Job: Reproduce the data verbatim, everything from the line containing "phone-frame: 9:41 eid" down to the line containing "Decompose this screenshot", both of those lines included.
■ ■ ■
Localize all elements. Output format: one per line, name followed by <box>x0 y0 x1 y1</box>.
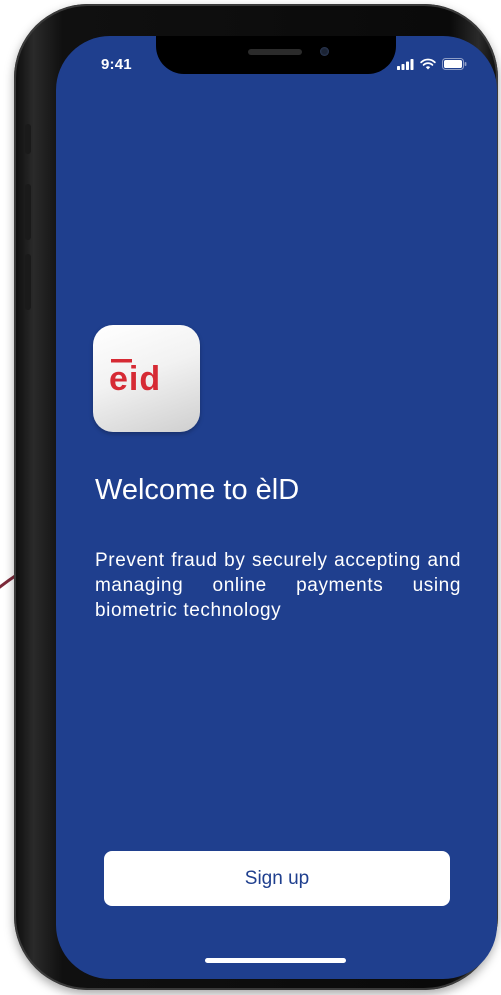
phone-frame: 9:41 eid Welcome to èlD Prevent fraud by… <box>14 4 498 990</box>
silent-switch <box>25 124 31 154</box>
status-time: 9:41 <box>101 56 132 73</box>
mockup-stage: 9:41 eid Welcome to èlD Prevent fraud by… <box>0 0 501 995</box>
volume-up-button <box>25 184 31 240</box>
sign-up-button[interactable]: Sign up <box>104 851 450 906</box>
front-camera <box>320 47 329 56</box>
notch <box>156 36 396 74</box>
home-indicator[interactable] <box>205 958 346 963</box>
wifi-icon <box>420 58 436 70</box>
svg-text:eid: eid <box>109 360 161 397</box>
cellular-signal-icon <box>397 58 414 70</box>
speaker-grille <box>248 49 302 55</box>
eid-logo: eid <box>109 359 161 397</box>
eid-app-icon: eid <box>93 325 200 432</box>
welcome-description: Prevent fraud by securely accepting and … <box>95 550 461 621</box>
status-icons <box>397 58 467 70</box>
app-screen: 9:41 eid Welcome to èlD Prevent fraud by… <box>56 36 497 979</box>
volume-down-button <box>25 254 31 310</box>
battery-icon <box>442 58 467 70</box>
welcome-title: Welcome to èlD <box>95 474 300 506</box>
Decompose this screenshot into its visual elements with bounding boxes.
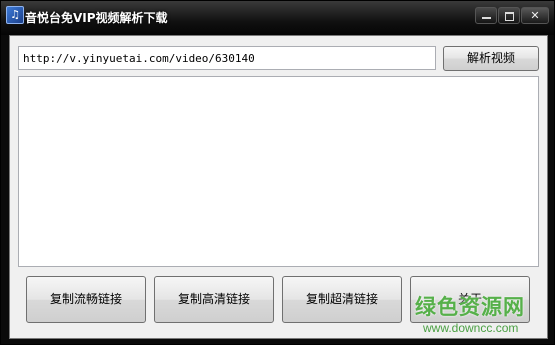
copy-hd-link-button[interactable]: 复制高清链接 (154, 276, 274, 323)
parse-video-button[interactable]: 解析视频 (443, 46, 539, 71)
maximize-icon (505, 12, 514, 21)
url-input[interactable] (18, 46, 436, 70)
close-button[interactable]: ✕ (521, 7, 549, 24)
copy-superhd-link-button[interactable]: 复制超清链接 (282, 276, 402, 323)
music-note-icon: ♫ (6, 6, 24, 24)
window-title: 音悦台免VIP视频解析下载 (25, 11, 168, 25)
copy-smooth-link-button[interactable]: 复制流畅链接 (26, 276, 146, 323)
title-bar[interactable]: ♫ 音悦台免VIP视频解析下载 ✕ (1, 1, 554, 35)
output-textarea[interactable] (18, 76, 539, 267)
close-icon: ✕ (530, 9, 540, 22)
about-button[interactable]: 关于 (410, 276, 530, 323)
main-panel: 解析视频 复制流畅链接 复制高清链接 复制超清链接 关于 (9, 35, 548, 339)
app-window: ♫ 音悦台免VIP视频解析下载 ✕ 解析视频 复制流畅链接 复制高清链接 复制超… (0, 0, 555, 345)
minimize-icon (482, 17, 491, 19)
minimize-button[interactable] (475, 7, 497, 24)
maximize-button[interactable] (498, 7, 520, 24)
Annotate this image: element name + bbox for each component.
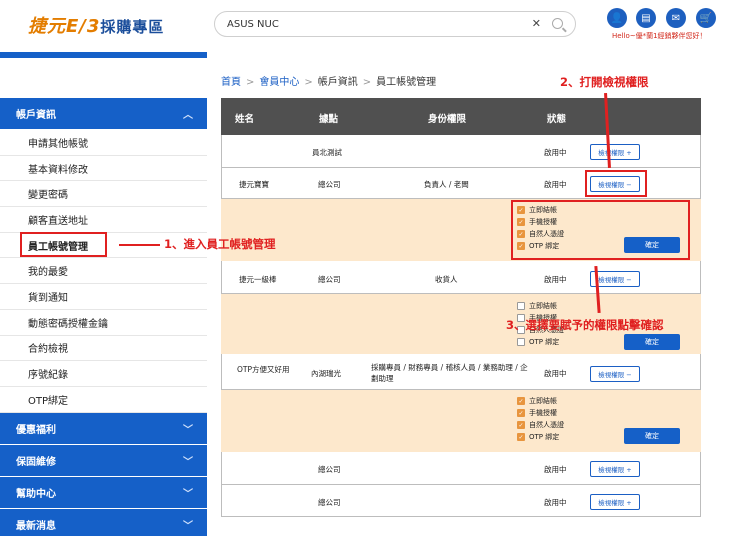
■ ■ ■
Correct output:
phone-frame: 9:41 eid Welcome to èlD Prevent fraud by… <box>14 4 498 990</box>
silent-switch <box>25 124 31 154</box>
status-time: 9:41 <box>101 56 132 73</box>
mockup-stage: 9:41 eid Welcome to èlD Prevent fraud by… <box>0 0 501 995</box>
volume-up-button <box>25 184 31 240</box>
sign-up-button[interactable]: Sign up <box>104 851 450 906</box>
front-camera <box>320 47 329 56</box>
notch <box>156 36 396 74</box>
home-indicator[interactable] <box>205 958 346 963</box>
wifi-icon <box>420 58 436 70</box>
svg-text:eid: eid <box>109 360 161 397</box>
cellular-signal-icon <box>397 58 414 70</box>
speaker-grille <box>248 49 302 55</box>
eid-logo: eid <box>109 359 161 397</box>
eid-app-icon: eid <box>93 325 200 432</box>
welcome-description: Prevent fraud by securely accepting and … <box>95 550 461 621</box>
status-icons <box>397 58 467 70</box>
app-screen: 9:41 eid Welcome to èlD Prevent fraud by… <box>56 36 497 979</box>
volume-down-button <box>25 254 31 310</box>
battery-icon <box>442 58 467 70</box>
welcome-title: Welcome to èlD <box>95 474 300 506</box>
Decompose this screenshot into its visual elements with bounding boxes.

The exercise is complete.